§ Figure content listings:
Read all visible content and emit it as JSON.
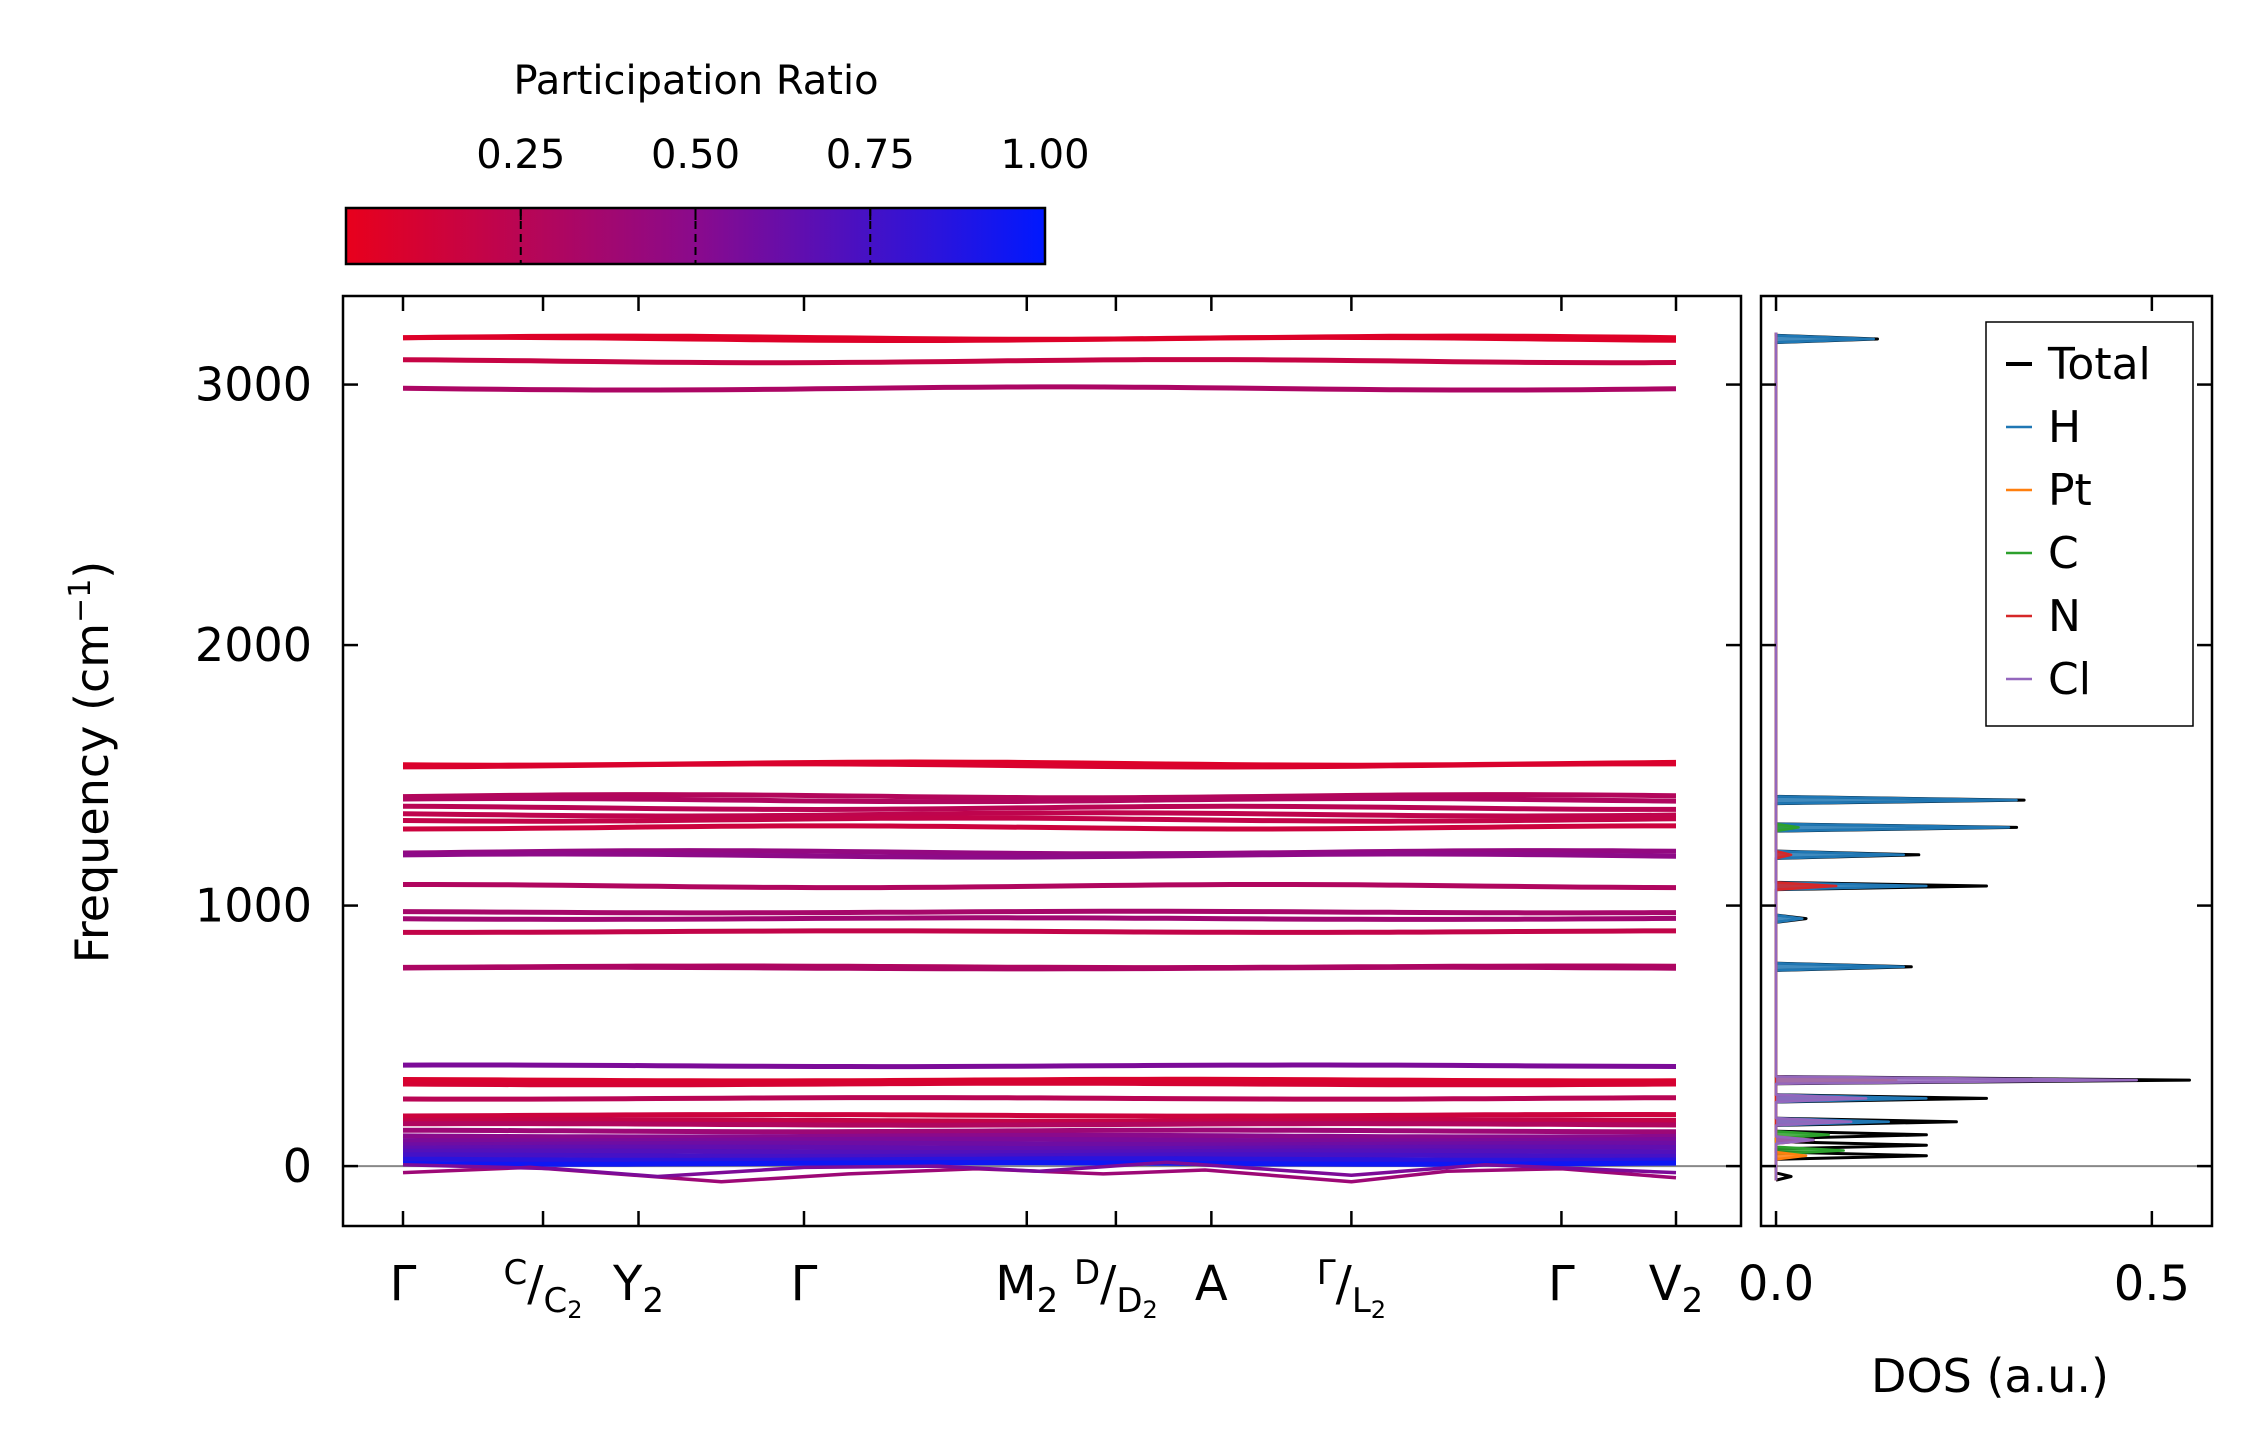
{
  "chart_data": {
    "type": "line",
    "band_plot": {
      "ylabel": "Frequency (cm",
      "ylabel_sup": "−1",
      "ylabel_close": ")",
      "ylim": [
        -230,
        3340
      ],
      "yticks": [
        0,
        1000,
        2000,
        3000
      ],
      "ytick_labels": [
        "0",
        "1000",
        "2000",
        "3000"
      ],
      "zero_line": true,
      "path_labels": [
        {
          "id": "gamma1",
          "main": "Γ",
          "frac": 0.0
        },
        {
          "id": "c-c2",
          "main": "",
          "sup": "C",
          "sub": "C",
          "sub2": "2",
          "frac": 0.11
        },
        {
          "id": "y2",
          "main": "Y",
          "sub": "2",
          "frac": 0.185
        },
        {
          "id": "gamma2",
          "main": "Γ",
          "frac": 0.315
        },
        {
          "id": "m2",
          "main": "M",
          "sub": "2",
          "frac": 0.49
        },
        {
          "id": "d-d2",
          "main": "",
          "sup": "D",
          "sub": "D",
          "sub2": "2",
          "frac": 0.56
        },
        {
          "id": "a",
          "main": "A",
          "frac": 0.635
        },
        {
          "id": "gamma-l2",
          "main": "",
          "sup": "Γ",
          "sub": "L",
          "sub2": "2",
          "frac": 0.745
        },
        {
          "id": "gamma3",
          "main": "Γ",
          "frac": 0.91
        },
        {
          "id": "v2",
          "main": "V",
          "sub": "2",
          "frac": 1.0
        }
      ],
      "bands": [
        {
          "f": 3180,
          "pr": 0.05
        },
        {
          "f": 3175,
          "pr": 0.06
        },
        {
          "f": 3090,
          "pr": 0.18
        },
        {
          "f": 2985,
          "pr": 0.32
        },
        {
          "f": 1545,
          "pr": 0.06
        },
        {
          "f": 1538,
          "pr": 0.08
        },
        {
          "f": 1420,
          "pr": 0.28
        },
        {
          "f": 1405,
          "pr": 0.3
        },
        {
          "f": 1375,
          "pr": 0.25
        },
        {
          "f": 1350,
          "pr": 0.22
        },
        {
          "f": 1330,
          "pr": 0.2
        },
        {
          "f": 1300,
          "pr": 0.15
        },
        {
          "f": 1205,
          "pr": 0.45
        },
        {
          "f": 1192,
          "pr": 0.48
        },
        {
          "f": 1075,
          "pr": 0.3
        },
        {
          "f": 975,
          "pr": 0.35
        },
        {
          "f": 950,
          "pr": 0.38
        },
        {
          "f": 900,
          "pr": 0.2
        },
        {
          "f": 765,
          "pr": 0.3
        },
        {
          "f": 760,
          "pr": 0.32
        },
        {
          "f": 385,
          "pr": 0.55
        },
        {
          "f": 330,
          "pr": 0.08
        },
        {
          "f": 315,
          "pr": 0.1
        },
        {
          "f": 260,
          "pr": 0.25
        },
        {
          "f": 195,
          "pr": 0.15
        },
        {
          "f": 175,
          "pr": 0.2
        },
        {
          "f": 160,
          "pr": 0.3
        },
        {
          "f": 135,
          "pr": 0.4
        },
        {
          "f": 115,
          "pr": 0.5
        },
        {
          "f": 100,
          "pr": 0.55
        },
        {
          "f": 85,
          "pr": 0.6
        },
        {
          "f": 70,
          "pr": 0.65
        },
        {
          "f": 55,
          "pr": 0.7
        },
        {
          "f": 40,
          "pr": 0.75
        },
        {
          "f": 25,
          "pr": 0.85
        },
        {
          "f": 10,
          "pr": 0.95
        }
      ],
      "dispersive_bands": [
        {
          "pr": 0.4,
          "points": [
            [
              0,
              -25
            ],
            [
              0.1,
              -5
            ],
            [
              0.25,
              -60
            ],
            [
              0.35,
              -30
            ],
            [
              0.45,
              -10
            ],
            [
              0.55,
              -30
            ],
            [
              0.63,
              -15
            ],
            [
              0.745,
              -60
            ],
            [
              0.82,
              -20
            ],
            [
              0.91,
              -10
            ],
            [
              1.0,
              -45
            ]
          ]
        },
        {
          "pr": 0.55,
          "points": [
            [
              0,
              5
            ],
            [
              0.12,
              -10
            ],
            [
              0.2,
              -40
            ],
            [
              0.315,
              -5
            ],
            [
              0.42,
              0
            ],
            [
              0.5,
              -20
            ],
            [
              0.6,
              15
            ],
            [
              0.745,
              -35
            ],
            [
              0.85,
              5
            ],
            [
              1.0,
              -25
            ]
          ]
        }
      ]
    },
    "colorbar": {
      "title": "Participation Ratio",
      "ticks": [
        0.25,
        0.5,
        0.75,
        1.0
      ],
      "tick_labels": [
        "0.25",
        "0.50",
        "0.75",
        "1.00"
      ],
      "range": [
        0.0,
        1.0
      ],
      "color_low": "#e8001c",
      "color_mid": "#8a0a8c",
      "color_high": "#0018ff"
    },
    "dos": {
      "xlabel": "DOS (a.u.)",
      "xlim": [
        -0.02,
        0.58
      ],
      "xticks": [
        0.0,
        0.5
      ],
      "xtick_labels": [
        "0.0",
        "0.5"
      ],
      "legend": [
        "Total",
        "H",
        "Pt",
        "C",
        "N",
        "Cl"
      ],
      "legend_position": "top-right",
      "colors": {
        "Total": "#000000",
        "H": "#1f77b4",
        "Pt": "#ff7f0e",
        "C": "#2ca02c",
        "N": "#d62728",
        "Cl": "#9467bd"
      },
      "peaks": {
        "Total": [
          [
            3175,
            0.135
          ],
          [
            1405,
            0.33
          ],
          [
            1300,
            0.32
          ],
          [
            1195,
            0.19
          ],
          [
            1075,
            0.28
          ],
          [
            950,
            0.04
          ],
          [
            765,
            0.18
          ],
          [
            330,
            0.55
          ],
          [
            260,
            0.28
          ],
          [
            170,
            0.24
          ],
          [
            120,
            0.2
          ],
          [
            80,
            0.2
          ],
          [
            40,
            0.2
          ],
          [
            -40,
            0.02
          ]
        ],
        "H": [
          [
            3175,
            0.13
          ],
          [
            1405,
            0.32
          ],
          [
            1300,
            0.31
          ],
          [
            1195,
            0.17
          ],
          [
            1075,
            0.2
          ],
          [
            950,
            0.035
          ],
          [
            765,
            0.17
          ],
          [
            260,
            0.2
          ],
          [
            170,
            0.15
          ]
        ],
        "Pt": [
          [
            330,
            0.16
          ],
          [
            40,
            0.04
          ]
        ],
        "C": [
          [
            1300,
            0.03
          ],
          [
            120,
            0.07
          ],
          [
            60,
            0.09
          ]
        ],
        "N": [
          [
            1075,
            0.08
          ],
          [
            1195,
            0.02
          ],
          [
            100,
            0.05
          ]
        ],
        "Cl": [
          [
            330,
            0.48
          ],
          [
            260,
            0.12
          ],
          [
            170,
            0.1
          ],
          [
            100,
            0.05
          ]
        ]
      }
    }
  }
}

==

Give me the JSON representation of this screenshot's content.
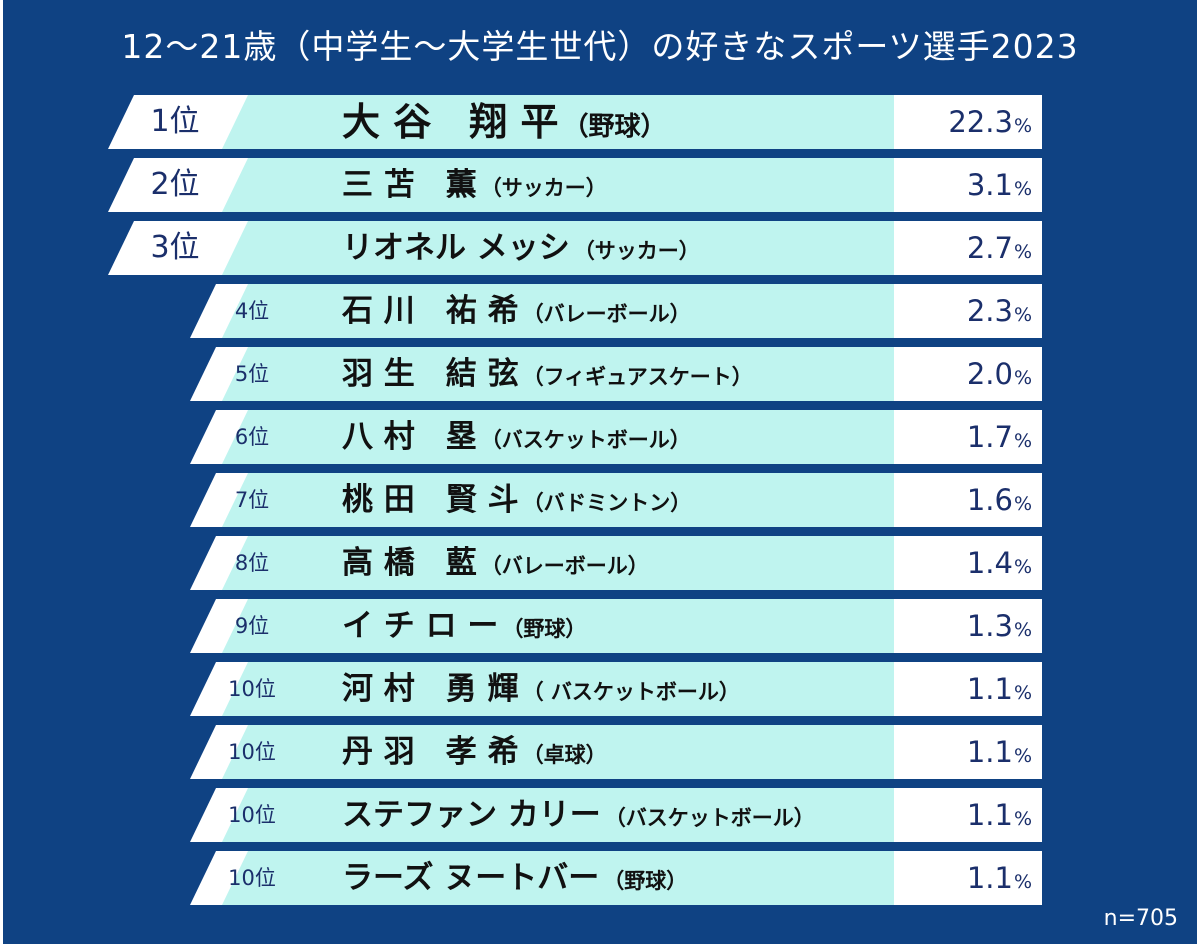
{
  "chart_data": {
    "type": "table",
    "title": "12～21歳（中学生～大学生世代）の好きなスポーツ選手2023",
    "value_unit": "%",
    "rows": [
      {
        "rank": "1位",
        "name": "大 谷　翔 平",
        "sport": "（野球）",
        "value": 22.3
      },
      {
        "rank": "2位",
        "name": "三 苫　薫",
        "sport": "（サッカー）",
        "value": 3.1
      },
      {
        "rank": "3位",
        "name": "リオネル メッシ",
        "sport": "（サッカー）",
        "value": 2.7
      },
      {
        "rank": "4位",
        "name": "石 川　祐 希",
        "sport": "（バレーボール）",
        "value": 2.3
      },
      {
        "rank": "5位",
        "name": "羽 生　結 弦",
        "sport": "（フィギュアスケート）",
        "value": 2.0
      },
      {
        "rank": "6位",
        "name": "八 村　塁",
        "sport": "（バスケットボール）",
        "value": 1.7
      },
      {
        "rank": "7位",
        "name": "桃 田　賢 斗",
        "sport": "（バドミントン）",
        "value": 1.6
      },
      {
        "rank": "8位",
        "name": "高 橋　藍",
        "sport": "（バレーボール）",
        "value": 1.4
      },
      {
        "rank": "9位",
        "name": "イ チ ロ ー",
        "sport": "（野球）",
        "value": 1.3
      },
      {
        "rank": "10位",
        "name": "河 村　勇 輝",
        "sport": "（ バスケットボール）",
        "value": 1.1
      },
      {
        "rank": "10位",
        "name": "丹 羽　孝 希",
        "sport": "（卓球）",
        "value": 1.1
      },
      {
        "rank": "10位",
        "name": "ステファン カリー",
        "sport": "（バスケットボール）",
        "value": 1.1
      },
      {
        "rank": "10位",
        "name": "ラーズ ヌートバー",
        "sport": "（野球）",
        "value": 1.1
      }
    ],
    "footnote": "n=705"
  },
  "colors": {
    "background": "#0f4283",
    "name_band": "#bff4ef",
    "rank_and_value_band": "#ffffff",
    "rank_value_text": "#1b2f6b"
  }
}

* * *

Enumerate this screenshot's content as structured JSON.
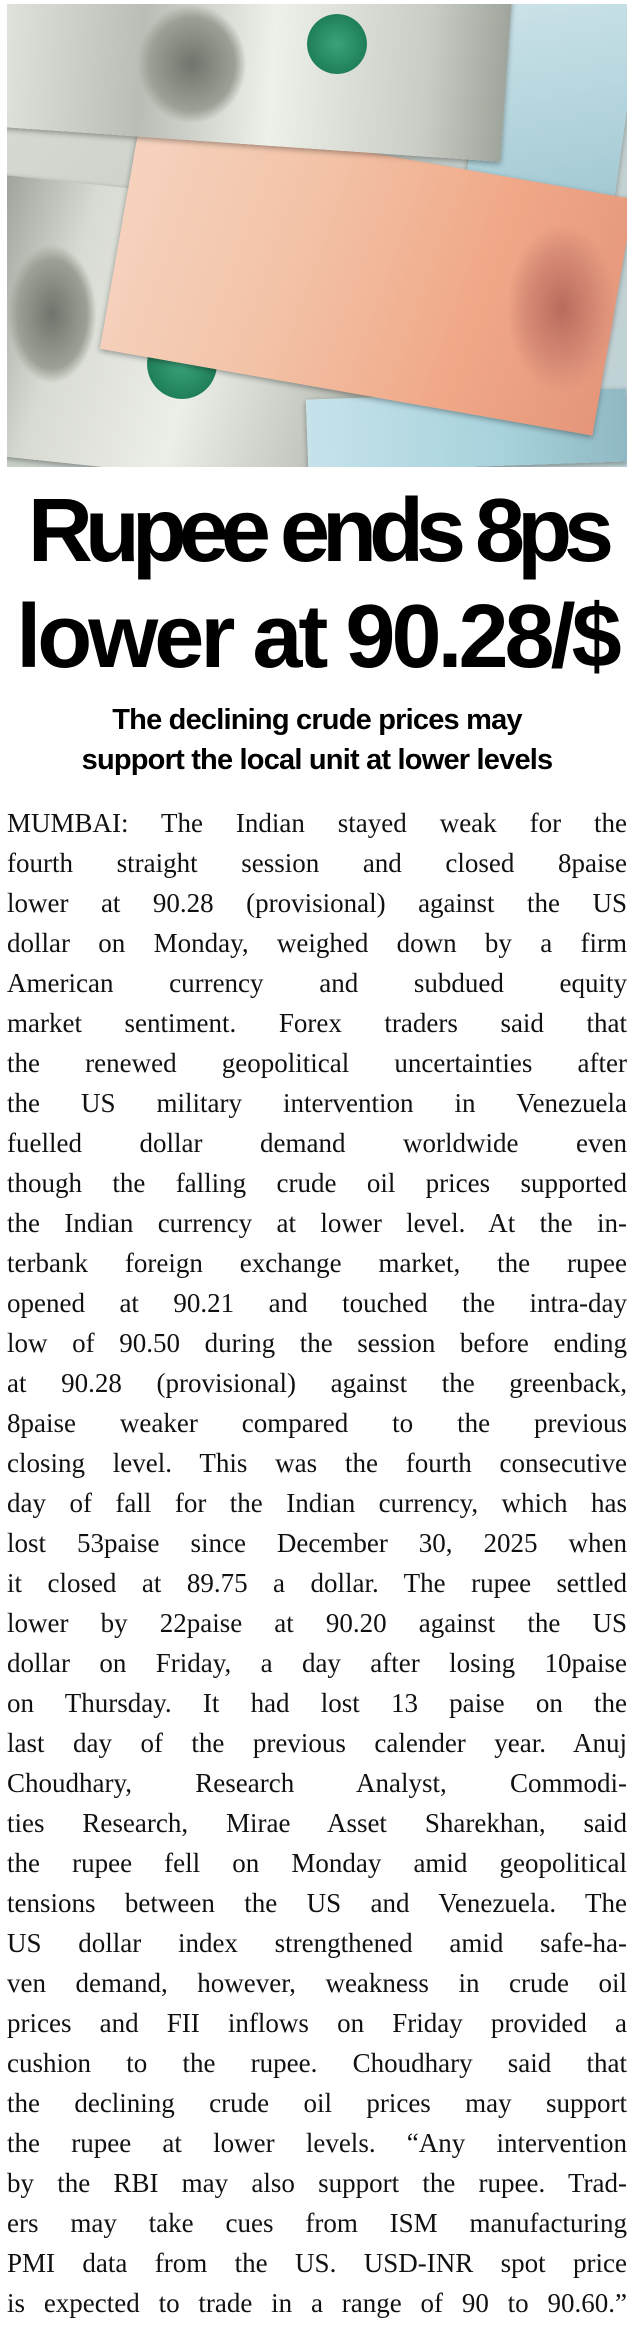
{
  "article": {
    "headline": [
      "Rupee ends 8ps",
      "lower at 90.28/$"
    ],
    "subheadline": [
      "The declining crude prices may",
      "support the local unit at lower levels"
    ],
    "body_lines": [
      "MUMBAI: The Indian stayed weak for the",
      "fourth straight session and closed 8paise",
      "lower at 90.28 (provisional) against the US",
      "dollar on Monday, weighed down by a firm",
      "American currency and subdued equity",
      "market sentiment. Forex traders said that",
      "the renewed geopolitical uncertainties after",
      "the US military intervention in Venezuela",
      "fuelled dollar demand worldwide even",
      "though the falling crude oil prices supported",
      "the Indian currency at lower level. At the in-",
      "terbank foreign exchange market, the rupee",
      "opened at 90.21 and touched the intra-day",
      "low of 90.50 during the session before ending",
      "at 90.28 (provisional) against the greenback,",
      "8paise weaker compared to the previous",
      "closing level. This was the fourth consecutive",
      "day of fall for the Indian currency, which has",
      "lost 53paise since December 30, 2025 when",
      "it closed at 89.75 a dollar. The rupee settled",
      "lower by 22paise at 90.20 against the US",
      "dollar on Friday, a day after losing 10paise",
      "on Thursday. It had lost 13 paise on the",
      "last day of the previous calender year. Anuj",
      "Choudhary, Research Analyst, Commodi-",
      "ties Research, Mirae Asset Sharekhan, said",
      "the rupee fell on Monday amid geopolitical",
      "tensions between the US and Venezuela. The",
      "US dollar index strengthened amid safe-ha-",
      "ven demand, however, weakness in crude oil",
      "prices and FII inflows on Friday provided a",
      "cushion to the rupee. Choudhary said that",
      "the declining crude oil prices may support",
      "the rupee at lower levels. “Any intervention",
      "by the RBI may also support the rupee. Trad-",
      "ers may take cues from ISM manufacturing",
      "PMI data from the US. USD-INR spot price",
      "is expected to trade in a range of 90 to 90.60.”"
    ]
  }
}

§ Exercise directions:
Say, as a number only, how many lines of the data contain "lower".

§ Final answer:
6